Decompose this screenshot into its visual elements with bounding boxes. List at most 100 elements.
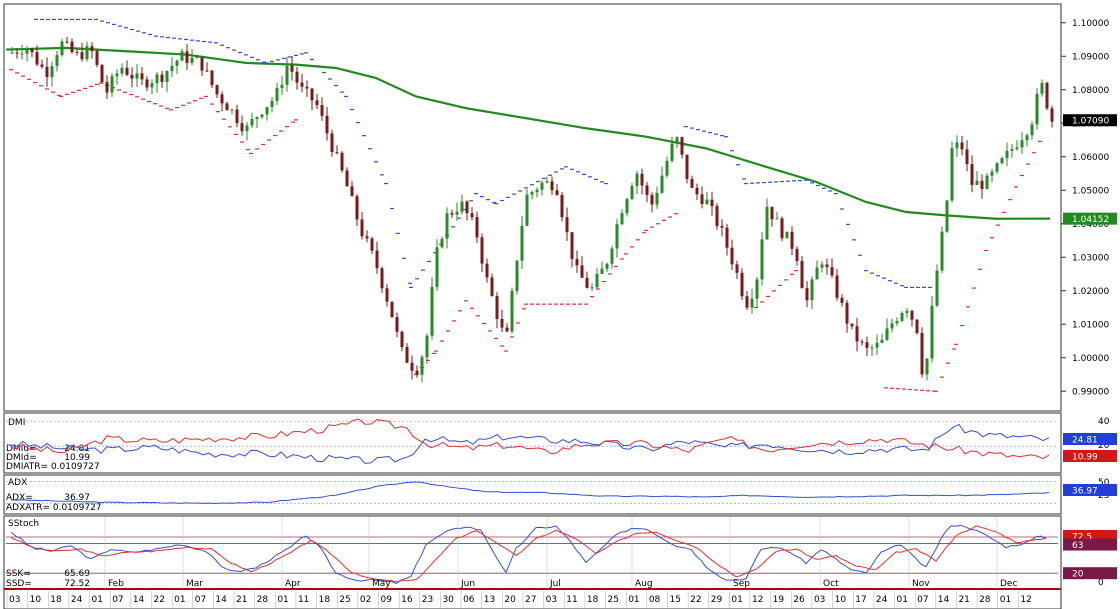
stoch-mid-badge: 63: [1072, 541, 1083, 551]
ma-value-badge: 1.04152: [1072, 215, 1109, 225]
price-tick-label-5: 1.05000: [1072, 186, 1109, 196]
candle-body: [1025, 135, 1029, 141]
dmi-down-badge-bg: [1063, 450, 1117, 462]
candle-body: [895, 320, 899, 324]
day-label: 14: [133, 595, 145, 605]
x-axis: Feb Mar Apr May Jun Jul Aug Sep Oct Nov Dec 03 10 18…: [3, 517, 1062, 609]
day-label: 10: [835, 595, 847, 605]
candle-body: [900, 312, 904, 321]
candle-body: [410, 362, 414, 371]
candle-body: [335, 152, 339, 154]
ssk-label: SSK=: [6, 569, 31, 579]
candle-body: [340, 152, 344, 171]
candle-body: [345, 170, 349, 187]
day-label: 26: [793, 595, 805, 605]
candle-body: [820, 264, 824, 268]
dmi-panel[interactable]: DMI DMIu= 24.81 DMId= 10.99 DMIATR= 0.01…: [3, 412, 1117, 474]
month-label-Oct: Oct: [823, 579, 839, 589]
candle-body: [720, 226, 724, 228]
candle-body: [660, 175, 664, 193]
price-tick-label-2: 1.08000: [1072, 86, 1109, 96]
candle-body: [960, 142, 964, 150]
candle-body: [890, 323, 894, 329]
candle-body: [520, 225, 524, 261]
ssd-value: 72.52: [64, 579, 90, 589]
candle-body: [95, 51, 99, 65]
stoch-mid-badge-bg: [1063, 538, 1117, 551]
ssd-line: [10, 525, 1047, 583]
candle-body: [390, 301, 394, 318]
candle-body: [25, 48, 29, 54]
day-label: 17: [855, 595, 866, 605]
candle-body: [930, 305, 934, 359]
dmi-down-badge: 10.99: [1072, 453, 1098, 463]
adx-label: ADX=: [6, 493, 33, 503]
candle-body: [285, 65, 289, 85]
candle-body: [175, 60, 179, 66]
candle-body: [30, 48, 34, 53]
candle-body: [765, 206, 769, 240]
candle-body: [75, 52, 79, 54]
sstoch-panel[interactable]: SStoch SSK= 65.69 SSD= 72.52 50 0 72.563…: [3, 515, 1117, 590]
candle-body: [585, 277, 589, 288]
day-label: 24: [876, 595, 888, 605]
day-label: 21: [958, 595, 969, 605]
candle-body: [775, 218, 779, 220]
day-label: 03: [546, 595, 557, 605]
candle-body: [770, 206, 774, 220]
candle-body: [445, 213, 449, 239]
day-label: 27: [525, 595, 536, 605]
candle-body: [385, 288, 389, 302]
candle-body: [795, 248, 799, 262]
month-label-Dec: Dec: [1000, 579, 1017, 589]
candle-body: [465, 201, 469, 214]
candle-body: [115, 73, 119, 77]
price-panel[interactable]: 1.100001.090001.080001.070001.060001.050…: [3, 3, 1117, 412]
candle-body: [705, 199, 709, 205]
dmi-up-value: 24.81: [64, 444, 90, 454]
day-label: 01: [92, 595, 103, 605]
candle-body: [685, 154, 689, 179]
candle-body: [150, 83, 154, 88]
day-label: 14: [215, 595, 227, 605]
candle-body: [905, 310, 909, 313]
candle-body: [695, 187, 699, 195]
candle-body: [570, 232, 574, 260]
candle-body: [55, 55, 59, 67]
dmi-down-label: DMId=: [6, 453, 37, 463]
candle-body: [975, 180, 979, 185]
candle-body: [10, 52, 14, 54]
month-label-Mar: Mar: [186, 579, 203, 589]
candle-body: [530, 192, 534, 195]
candle-body: [605, 263, 609, 269]
day-label: 14: [938, 595, 950, 605]
candle-body: [645, 185, 649, 195]
candle-body: [995, 163, 999, 172]
candle-body: [980, 180, 984, 189]
dmi-atr-label: DMIATR= 0.0109727: [6, 462, 100, 472]
candle-body: [190, 57, 194, 63]
dmi-up-badge: 24.81: [1072, 436, 1098, 446]
candle-body: [460, 201, 464, 212]
candle-body: [525, 194, 529, 226]
candle-body: [1020, 140, 1024, 148]
candle-body: [205, 70, 209, 72]
adx-panel[interactable]: ADX ADX= 36.97 ADXATR= 0.0109727 50 25 3…: [3, 474, 1117, 515]
candle-body: [320, 105, 324, 116]
candle-body: [50, 66, 54, 78]
candle-body: [140, 73, 144, 80]
adx-title: ADX: [8, 478, 27, 488]
day-label: 25: [608, 595, 619, 605]
candle-body: [1040, 82, 1044, 94]
candle-body: [970, 164, 974, 185]
day-label: 03: [814, 595, 825, 605]
day-label: 07: [917, 595, 928, 605]
candle-body: [600, 268, 604, 275]
day-label: 28: [979, 595, 991, 605]
ma-value-badge-bg: [1063, 212, 1117, 225]
month-label-Aug: Aug: [635, 579, 653, 589]
candle-body: [35, 52, 39, 65]
candle-body: [675, 137, 679, 144]
day-label: 03: [9, 595, 20, 605]
price-tick-label-10: 1.00000: [1072, 354, 1109, 364]
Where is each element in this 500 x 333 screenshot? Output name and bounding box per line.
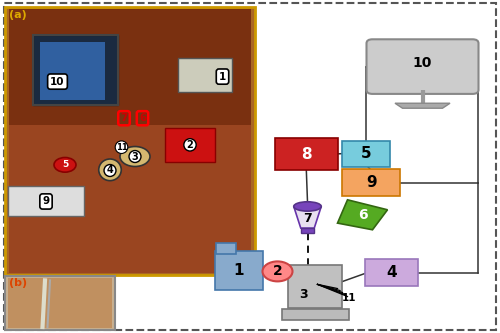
FancyBboxPatch shape <box>366 39 478 94</box>
Polygon shape <box>338 200 388 230</box>
FancyBboxPatch shape <box>215 251 262 290</box>
Text: 8: 8 <box>301 147 312 162</box>
Text: 6: 6 <box>358 208 368 222</box>
Text: 4: 4 <box>386 265 396 280</box>
FancyBboxPatch shape <box>365 259 418 286</box>
FancyBboxPatch shape <box>165 128 215 162</box>
FancyBboxPatch shape <box>9 125 251 273</box>
Circle shape <box>54 158 76 172</box>
FancyBboxPatch shape <box>40 42 105 100</box>
Text: 5: 5 <box>62 160 68 169</box>
FancyBboxPatch shape <box>301 228 314 233</box>
Text: (a): (a) <box>9 10 27 20</box>
Text: 2: 2 <box>186 140 194 150</box>
FancyBboxPatch shape <box>5 276 115 330</box>
FancyBboxPatch shape <box>9 9 251 273</box>
Text: 7: 7 <box>303 211 312 225</box>
FancyBboxPatch shape <box>5 7 255 275</box>
Text: 11: 11 <box>116 143 128 152</box>
FancyBboxPatch shape <box>216 243 236 254</box>
FancyBboxPatch shape <box>8 186 84 216</box>
Text: (b): (b) <box>9 278 27 288</box>
Polygon shape <box>294 206 321 228</box>
Text: 9: 9 <box>42 196 50 206</box>
FancyBboxPatch shape <box>282 309 348 320</box>
FancyBboxPatch shape <box>32 35 117 105</box>
FancyBboxPatch shape <box>8 278 113 328</box>
Text: 10: 10 <box>413 56 432 70</box>
Polygon shape <box>395 103 450 108</box>
Text: 9: 9 <box>366 175 376 190</box>
FancyBboxPatch shape <box>288 265 343 308</box>
Text: 5: 5 <box>361 146 372 161</box>
Text: 6: 6 <box>139 113 146 123</box>
Text: 7: 7 <box>120 113 128 123</box>
FancyBboxPatch shape <box>342 169 400 196</box>
FancyBboxPatch shape <box>275 138 338 170</box>
Ellipse shape <box>99 159 121 180</box>
FancyBboxPatch shape <box>342 141 390 166</box>
FancyBboxPatch shape <box>4 3 496 330</box>
Ellipse shape <box>294 202 321 211</box>
Text: 1: 1 <box>219 72 226 82</box>
FancyBboxPatch shape <box>178 58 233 92</box>
Text: 10: 10 <box>50 77 65 87</box>
Text: 4: 4 <box>106 166 114 175</box>
Ellipse shape <box>120 147 150 166</box>
Text: 1: 1 <box>234 263 244 278</box>
Text: 11: 11 <box>342 293 356 303</box>
Text: 2: 2 <box>272 264 282 278</box>
Text: 3: 3 <box>132 152 138 162</box>
Text: 3: 3 <box>300 288 308 301</box>
Circle shape <box>262 261 292 281</box>
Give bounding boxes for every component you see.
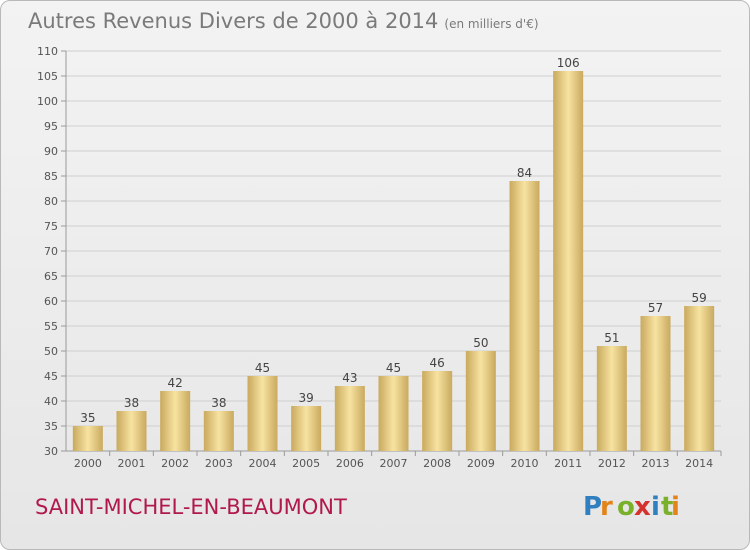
- y-tick-label: 100: [37, 95, 58, 108]
- y-tick-label: 45: [44, 370, 58, 383]
- bar-2006: [334, 386, 365, 451]
- x-tick-label: 2003: [205, 457, 233, 470]
- y-tick-label: 35: [44, 420, 58, 433]
- y-tick-label: 105: [37, 70, 58, 83]
- y-tick-label: 40: [44, 395, 58, 408]
- data-label-2014: 59: [692, 291, 707, 305]
- x-tick-label: 2007: [380, 457, 408, 470]
- x-tick-label: 2006: [336, 457, 364, 470]
- bar-2008: [422, 371, 453, 451]
- x-tick-label: 2013: [642, 457, 670, 470]
- bar-2013: [640, 316, 671, 451]
- bar-2011: [553, 71, 584, 451]
- x-tick-label: 2009: [467, 457, 495, 470]
- x-tick-label: 2012: [598, 457, 626, 470]
- bar-chart: 30 35 40 45 50 55 60 65 70 75 80 85 90 95 100 105 110 200…: [37, 45, 722, 470]
- bar-2014: [684, 306, 715, 451]
- y-tick-label: 30: [44, 445, 58, 458]
- bar-2004: [247, 376, 278, 451]
- data-label-2010: 84: [517, 166, 532, 180]
- y-tick-label: 70: [44, 245, 58, 258]
- bar-2002: [160, 391, 191, 451]
- y-tick-label: 90: [44, 145, 58, 158]
- x-tick-label: 2005: [292, 457, 320, 470]
- data-label-2011: 106: [557, 56, 580, 70]
- bar-2003: [203, 411, 234, 451]
- data-label-2006: 43: [342, 371, 357, 385]
- y-tick-label: 65: [44, 270, 58, 283]
- data-label-2001: 38: [124, 396, 139, 410]
- x-tick-label: 2008: [423, 457, 451, 470]
- x-tick-label: 2014: [685, 457, 713, 470]
- y-tick-label: 55: [44, 320, 58, 333]
- data-label-2000: 35: [80, 411, 95, 425]
- data-label-2005: 39: [299, 391, 314, 405]
- data-label-2012: 51: [604, 331, 619, 345]
- x-tick-label: 2000: [74, 457, 102, 470]
- data-label-2013: 57: [648, 301, 663, 315]
- data-label-2003: 38: [211, 396, 226, 410]
- bar-2001: [116, 411, 147, 451]
- logo-letter: t: [661, 492, 673, 521]
- chart-title-text: Autres Revenus Divers de 2000 à 2014: [28, 9, 439, 33]
- y-tick-label: 60: [44, 295, 58, 308]
- x-tick-label: 2011: [554, 457, 582, 470]
- y-tick-label: 50: [44, 345, 58, 358]
- chart-subtitle: (en milliers d'€): [444, 17, 539, 31]
- logo-letter: i: [671, 492, 680, 521]
- y-tick-label: 85: [44, 170, 58, 183]
- x-tick-label: 2010: [511, 457, 539, 470]
- bar-2000: [72, 426, 103, 451]
- x-tick-label: 2001: [118, 457, 146, 470]
- logo-letter: P: [583, 492, 602, 521]
- x-tick-label: 2004: [249, 457, 277, 470]
- data-label-2008: 46: [430, 356, 445, 370]
- data-label-2004: 45: [255, 361, 270, 375]
- logo-letter: r: [600, 492, 613, 521]
- y-tick-label: 110: [37, 45, 58, 58]
- bar-2007: [378, 376, 409, 451]
- logo-letter: i: [651, 492, 660, 521]
- x-tick-label: 2002: [161, 457, 189, 470]
- data-label-2009: 50: [473, 336, 488, 350]
- y-tick-label: 95: [44, 120, 58, 133]
- bar-2005: [291, 406, 322, 451]
- bars: [72, 71, 715, 451]
- bar-2010: [509, 181, 540, 451]
- logo-letter: x: [634, 492, 651, 521]
- proxiti-logo: Pr o x i ti: [583, 492, 680, 521]
- data-label-2007: 45: [386, 361, 401, 375]
- chart-title: Autres Revenus Divers de 2000 à 2014 (en …: [28, 9, 539, 33]
- y-tick-label: 75: [44, 220, 58, 233]
- bar-2012: [596, 346, 627, 451]
- bar-2009: [465, 351, 496, 451]
- data-label-2002: 42: [168, 376, 183, 390]
- data-labels: 35 38 42 38 45 39 43 45 46 50 84 106 51 57 59: [80, 56, 707, 425]
- logo-letter: o: [617, 492, 635, 521]
- y-tick-label: 80: [44, 195, 58, 208]
- commune-name: SAINT-MICHEL-EN-BEAUMONT: [35, 495, 347, 519]
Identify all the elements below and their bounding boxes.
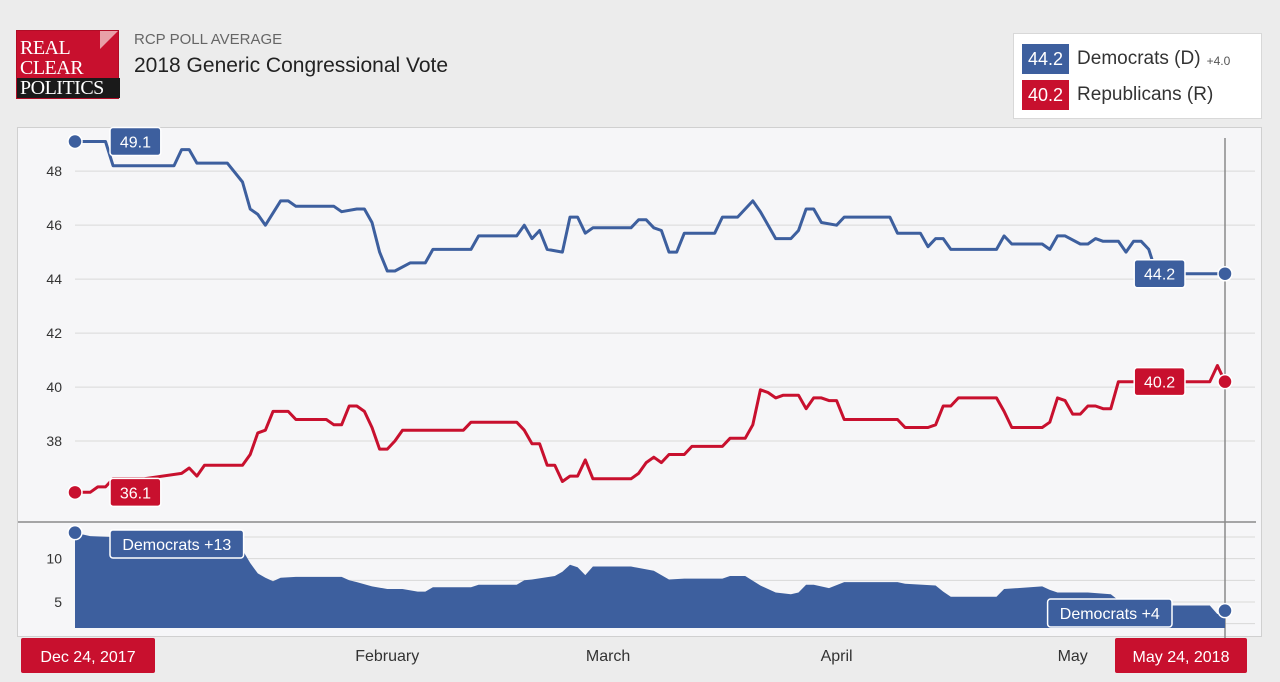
legend-item-democrats[interactable]: 44.2 Democrats (D) +4.0 [1022, 44, 1230, 74]
spread-y-tick-label: 5 [54, 594, 62, 610]
data-label-rep-start-bg [109, 477, 162, 508]
logo-line-real: REAL [20, 37, 71, 59]
x-start-date-label-text: Dec 24, 2017 [40, 649, 135, 666]
legend-value-democrats: 44.2 [1022, 44, 1070, 74]
spread-label-start: Democrats +13 [109, 529, 245, 559]
x-end-date-label-bg [1115, 638, 1247, 673]
series-line-democrats [75, 140, 1225, 276]
data-label-dem-end-bg [1133, 258, 1186, 289]
x-tick-label: February [355, 648, 419, 665]
spread-start-marker [67, 524, 83, 541]
y-tick-label: 46 [46, 217, 62, 233]
data-label-rep-end-bg [1133, 366, 1186, 397]
data-label-rep-start: 36.1 [109, 477, 162, 508]
y-tick-label: 44 [46, 271, 62, 287]
logo-line-politics: POLITICS [17, 78, 120, 98]
data-label-rep-end-text: 40.2 [1144, 375, 1175, 392]
x-start-date-label-bg [21, 638, 155, 673]
data-label-rep-start-text: 36.1 [120, 485, 151, 502]
spread-area [75, 532, 1225, 628]
y-tick-label: 38 [46, 433, 62, 449]
rcp-logo: REAL CLEAR POLITICS [16, 30, 120, 99]
spread-label-start-bg [109, 529, 245, 559]
x-tick-label: March [586, 648, 630, 665]
y-tick-label: 40 [46, 379, 62, 395]
x-end-date-label: May 24, 2018 [1115, 638, 1247, 673]
spread-label-start-text: Democrats +13 [122, 537, 231, 554]
data-label-dem-end-text: 44.2 [1144, 267, 1175, 284]
legend-change-democrats: +4.0 [1206, 54, 1231, 68]
data-label-dem-start-text: 49.1 [120, 134, 151, 151]
series-line-republicans [75, 364, 1227, 494]
legend: 44.2 Democrats (D) +4.0 40.2 Republicans… [1013, 33, 1262, 119]
data-label-dem-start: 49.1 [109, 126, 162, 157]
legend-name-republicans: Republicans (R) [1077, 84, 1214, 105]
legend-name-democrats: Democrats (D) [1077, 48, 1201, 69]
x-start-date-label: Dec 24, 2017 [21, 638, 155, 673]
y-tick-label: 42 [46, 325, 62, 341]
spread-end-marker [1217, 602, 1233, 619]
data-label-rep-end: 40.2 [1133, 366, 1186, 397]
data-label-dem-start-bg [109, 126, 162, 157]
x-tick-label: May [1058, 648, 1088, 665]
end-marker [1217, 265, 1233, 282]
data-label-dem-end: 44.2 [1133, 258, 1186, 289]
spread-label-end: Democrats +4 [1046, 598, 1173, 628]
start-marker [67, 133, 83, 150]
legend-value-republicans: 40.2 [1022, 80, 1070, 110]
chart-subtitle: RCP POLL AVERAGE [134, 31, 283, 48]
logo-line-clear: CLEAR [20, 57, 84, 79]
x-tick-label: April [821, 648, 853, 665]
start-marker [67, 484, 83, 501]
x-end-date-label-text: May 24, 2018 [1133, 649, 1230, 666]
chart-title: 2018 Generic Congressional Vote [134, 54, 449, 77]
y-tick-label: 48 [46, 163, 62, 179]
end-marker [1217, 373, 1233, 390]
spread-label-end-text: Democrats +4 [1060, 606, 1160, 623]
spread-label-end-bg [1046, 598, 1173, 628]
spread-y-tick-label: 10 [46, 551, 62, 567]
legend-item-republicans[interactable]: 40.2 Republicans (R) [1022, 80, 1213, 110]
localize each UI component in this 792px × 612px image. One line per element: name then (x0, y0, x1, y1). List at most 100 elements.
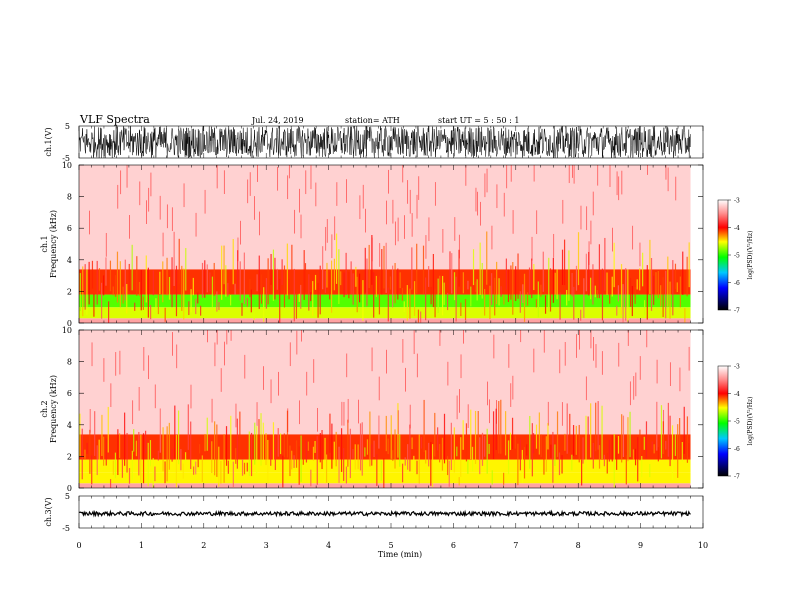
spec2-burst (333, 441, 335, 460)
spec2-burst (282, 455, 284, 488)
spec2-burst (84, 449, 86, 459)
spec1-streak (146, 200, 147, 224)
spec1-streak (616, 171, 618, 196)
spec1-burst (168, 276, 171, 300)
spec2-burst (420, 437, 423, 449)
spec1-burst (503, 295, 505, 305)
spec1-burst (188, 301, 190, 316)
date-label: Jul. 24, 2019 (251, 116, 304, 125)
spec2-streak (230, 330, 232, 341)
spec2-burst (531, 423, 533, 477)
spec2-streak (343, 401, 345, 426)
spec1-burst (140, 269, 142, 311)
spec1-burst (157, 294, 159, 315)
spec2-streak (593, 336, 595, 361)
spec2-burst (606, 452, 608, 474)
spec2-burst (218, 446, 220, 487)
spec2-streak (176, 344, 178, 369)
spec2-burst (437, 427, 439, 451)
spec1-streak (397, 217, 399, 242)
spec1-streak (129, 215, 130, 239)
spec2-burst (561, 455, 563, 474)
spec2-burst (540, 434, 542, 458)
spec2-burst (98, 439, 100, 465)
spec2-burst (236, 418, 238, 469)
spec1-burst (291, 244, 293, 292)
time-tick-label: 7 (513, 541, 518, 550)
spec1-burst (453, 272, 456, 301)
spec1-burst (416, 243, 418, 294)
spec2-burst (471, 446, 474, 472)
spec1-burst (401, 287, 404, 301)
spec1-burst (366, 258, 368, 307)
time-tick-label: 3 (264, 541, 269, 550)
spec1-band-3 (79, 269, 691, 295)
spec1-burst (649, 239, 651, 294)
ch1-spectrogram-yticks: 0 2 4 6 8 10 (62, 161, 703, 328)
spec2-burst (223, 434, 225, 483)
spec2-streak (263, 366, 264, 390)
spec2-streak (378, 376, 380, 401)
spec1-burst (329, 271, 331, 300)
spec1-burst (606, 272, 608, 295)
spec2-burst (321, 430, 323, 470)
spec2-streak (235, 403, 237, 428)
spec2-burst (595, 402, 597, 452)
spec2-burst (665, 440, 667, 450)
spec1-burst (531, 258, 533, 299)
spec1-burst (312, 281, 314, 316)
spec1-streak (331, 234, 333, 259)
spec2-burst (86, 442, 88, 454)
spec1-burst (476, 279, 478, 301)
spec2-streak (172, 332, 173, 356)
spec1-burst (260, 274, 263, 304)
spec1-burst (430, 286, 432, 305)
yt2-label: 4 (67, 256, 72, 265)
spec2-streak (306, 371, 308, 396)
spec2-burst (198, 444, 201, 454)
spec2-burst (407, 444, 409, 470)
spec2-burst (345, 466, 348, 484)
spec2-burst (585, 415, 587, 470)
spec2-streak (405, 367, 406, 392)
spec2-burst (214, 421, 216, 476)
spec1-burst (227, 282, 229, 297)
spec1-burst (91, 260, 94, 289)
spec2-streak (207, 330, 208, 343)
spec1-burst (343, 272, 345, 298)
spec1-burst (358, 273, 361, 303)
ch3-ytick-bottom: -5 (62, 524, 70, 533)
spec1-burst (221, 245, 223, 300)
ch2-spectrogram-image (79, 330, 691, 488)
spec2-streak (224, 341, 225, 366)
spec2-streak (409, 404, 411, 429)
spec1-streak (484, 173, 486, 198)
spec2-burst (305, 440, 308, 463)
spec1-burst (164, 307, 166, 322)
spec1-burst (276, 268, 278, 290)
spec2-streak (216, 330, 218, 345)
time-axis-label: Time (min) (378, 550, 422, 559)
spec1-burst (443, 282, 445, 305)
spec2-burst (190, 421, 192, 470)
spec2-burst (243, 462, 246, 475)
spec1-burst (475, 281, 477, 292)
spec1-burst (559, 292, 561, 320)
spec2-burst (340, 428, 343, 472)
spec2-burst (409, 424, 411, 472)
spec1-streak (475, 187, 477, 212)
spec2-streak (211, 398, 213, 423)
spec1-streak (359, 195, 361, 220)
spec1-streak (386, 200, 387, 225)
spec2-burst (364, 447, 366, 457)
spec2-streak (679, 367, 681, 392)
spec1-burst (428, 266, 430, 287)
spec2-burst (509, 432, 512, 450)
spec2-burst (653, 444, 655, 454)
spec1-burst (183, 268, 185, 320)
spec1-burst (93, 293, 95, 317)
cbt2-label: -4 (734, 391, 740, 398)
spec1-streak (503, 192, 505, 217)
spec1-burst (98, 268, 101, 291)
spec2-burst (477, 411, 479, 460)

****************************************

Retype the rows above, from the line with "FancyBboxPatch shape <box>366 39 478 94</box>" up to and including the line with "Polygon shape <box>294 206 321 228</box>".

#### Output
FancyBboxPatch shape <box>366 39 478 94</box>
Polygon shape <box>338 200 388 230</box>
FancyBboxPatch shape <box>215 251 262 290</box>
Text: 8: 8 <box>301 147 312 162</box>
Text: 6: 6 <box>358 208 368 222</box>
Text: 4: 4 <box>386 265 396 280</box>
FancyBboxPatch shape <box>365 259 418 286</box>
FancyBboxPatch shape <box>165 128 215 162</box>
FancyBboxPatch shape <box>9 125 251 273</box>
Circle shape <box>54 158 76 172</box>
FancyBboxPatch shape <box>40 42 105 100</box>
Text: 5: 5 <box>62 160 68 169</box>
FancyBboxPatch shape <box>301 228 314 233</box>
Text: (a): (a) <box>9 10 27 20</box>
Text: 2: 2 <box>186 140 194 150</box>
FancyBboxPatch shape <box>5 276 115 330</box>
FancyBboxPatch shape <box>9 9 251 273</box>
Text: 7: 7 <box>303 211 312 225</box>
FancyBboxPatch shape <box>5 7 255 275</box>
Text: 11: 11 <box>116 143 128 152</box>
FancyBboxPatch shape <box>216 243 236 254</box>
FancyBboxPatch shape <box>8 186 84 216</box>
Text: (b): (b) <box>9 278 27 288</box>
Polygon shape <box>294 206 321 228</box>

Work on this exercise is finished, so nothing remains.